----- DATA FOR THIS TASK -----

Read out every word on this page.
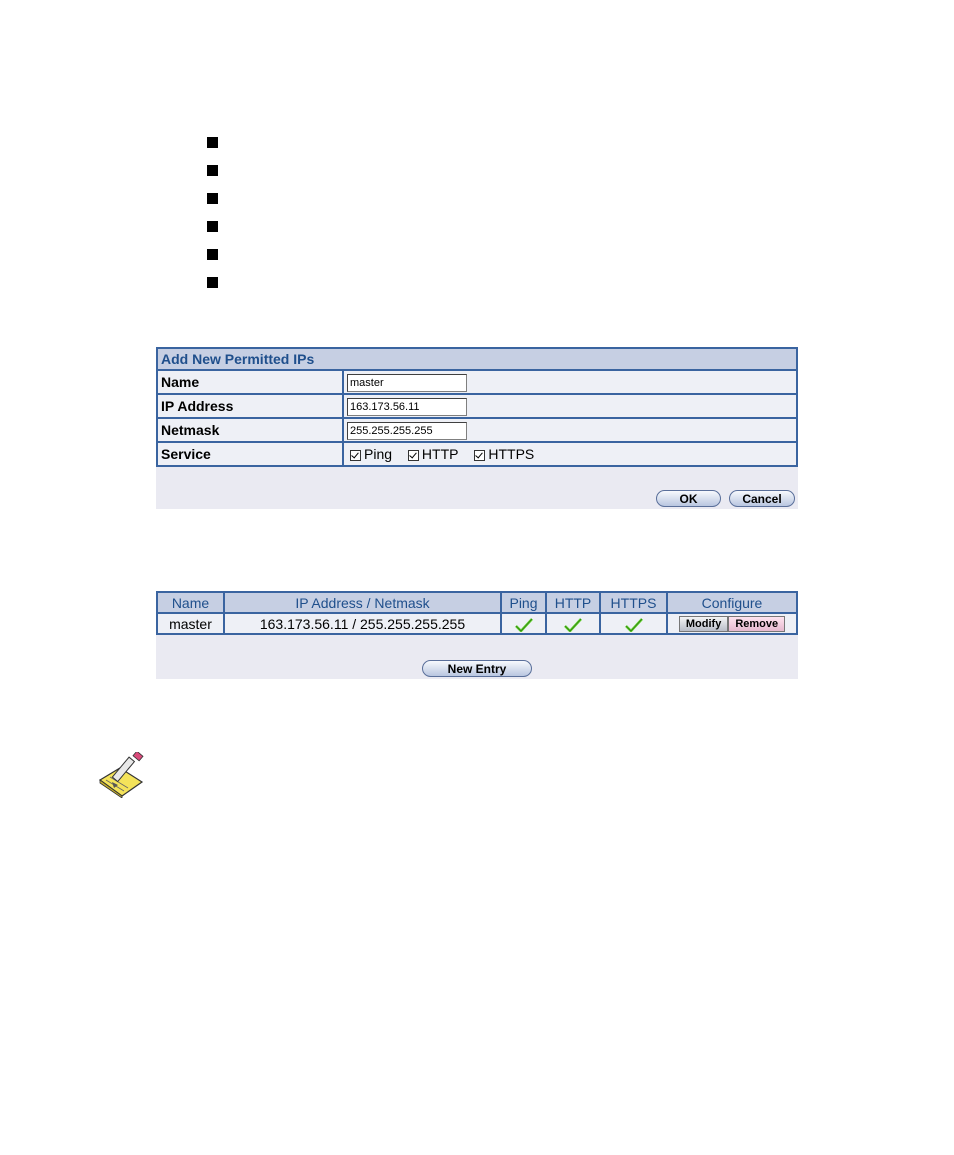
Add New Permitted IPs	
Name	master
IP Address	163.173.56.11
Netmask	255.255.255.255
Service	Ping HTTP HTTPS
OK	Cancel
Name	IP Address / Netmask	Ping	HTTP	HTTPS	Configure
master	163.173.56.11 / 255.255.255.255				Modify Remove
New Entry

-----

**WHAT TO PRODUCE**
Transcribe the whole listing, character for character, but not its images.

**WRITTEN REPLY**
Read out every word on this page.
Add New Permitted IPs	
Name	master
IP Address	163.173.56.11
Netmask	255.255.255.255
Service	Ping HTTP HTTPS
OK	Cancel
Name	IP Address / Netmask	Ping	HTTP	HTTPS	Configure
master	163.173.56.11 / 255.255.255.255				Modify Remove
New Entry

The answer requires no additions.